**JOB:** Transcribe each line of the material as it is, and drop any picture.

[START INPUT MATERIAL]

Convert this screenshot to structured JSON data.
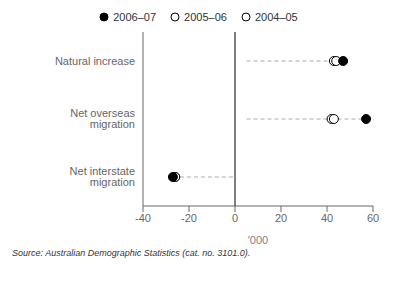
{
  "chart_data": {
    "type": "scatter",
    "orientation": "horizontal",
    "xlabel": "'000",
    "categories": [
      "Natural increase",
      "Net overseas migration",
      "Net interstate migration"
    ],
    "series": [
      {
        "name": "2006–07",
        "color": "#000000",
        "marker": "filled_circle",
        "values": [
          47,
          57,
          -27
        ]
      },
      {
        "name": "2005–06",
        "color": "#000000",
        "marker": "open_circle",
        "values": [
          44,
          43,
          -26
        ]
      },
      {
        "name": "2004–05",
        "color": "#000000",
        "marker": "open_circle",
        "values": [
          43,
          42,
          -26
        ]
      }
    ],
    "lines": {
      "color": "#aaaaaa",
      "line_style": "dashed",
      "values": [
        [
          5,
          47
        ],
        [
          5,
          57
        ],
        [
          -27,
          0
        ]
      ]
    },
    "reference_x": 0,
    "xlim": [
      -40,
      60
    ],
    "xticks": [
      -40,
      -20,
      0,
      20,
      40,
      60
    ],
    "grid": false,
    "legend": "top",
    "source": "Source: Australian Demographic Statistics (cat. no. 3101.0)."
  }
}
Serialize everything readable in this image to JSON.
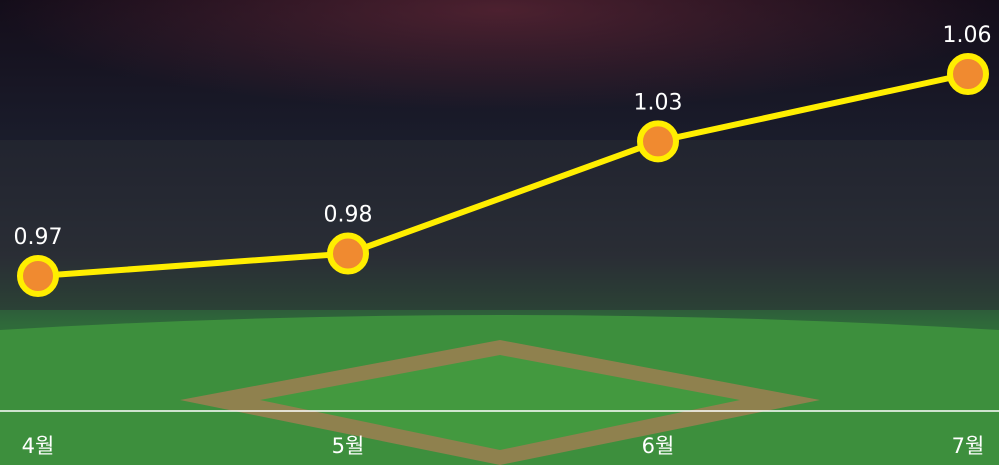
{
  "chart_data": {
    "type": "line",
    "categories": [
      "4월",
      "5월",
      "6월",
      "7월"
    ],
    "values": [
      0.97,
      0.98,
      1.03,
      1.06
    ],
    "line_color": "#ffee00",
    "marker_color": "#f08a30"
  }
}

[END INPUT MATERIAL]

**ANSWER IN FULL:**
Convert this screenshot to structured JSON data.
{
  "chart_data": {
    "type": "scatter",
    "orientation": "horizontal",
    "xlabel": "'000",
    "categories": [
      "Natural increase",
      "Net overseas migration",
      "Net interstate migration"
    ],
    "series": [
      {
        "name": "2006–07",
        "color": "#000000",
        "marker": "filled_circle",
        "values": [
          47,
          57,
          -27
        ]
      },
      {
        "name": "2005–06",
        "color": "#000000",
        "marker": "open_circle",
        "values": [
          44,
          43,
          -26
        ]
      },
      {
        "name": "2004–05",
        "color": "#000000",
        "marker": "open_circle",
        "values": [
          43,
          42,
          -26
        ]
      }
    ],
    "lines": {
      "color": "#aaaaaa",
      "line_style": "dashed",
      "values": [
        [
          5,
          47
        ],
        [
          5,
          57
        ],
        [
          -27,
          0
        ]
      ]
    },
    "reference_x": 0,
    "xlim": [
      -40,
      60
    ],
    "xticks": [
      -40,
      -20,
      0,
      20,
      40,
      60
    ],
    "grid": false,
    "legend": "top",
    "source": "Source: Australian Demographic Statistics (cat. no. 3101.0)."
  }
}
Serialize everything readable in this image to JSON.
{
  "chart_data": {
    "type": "line",
    "categories": [
      "4월",
      "5월",
      "6월",
      "7월"
    ],
    "values": [
      0.97,
      0.98,
      1.03,
      1.06
    ],
    "line_color": "#ffee00",
    "marker_color": "#f08a30"
  }
}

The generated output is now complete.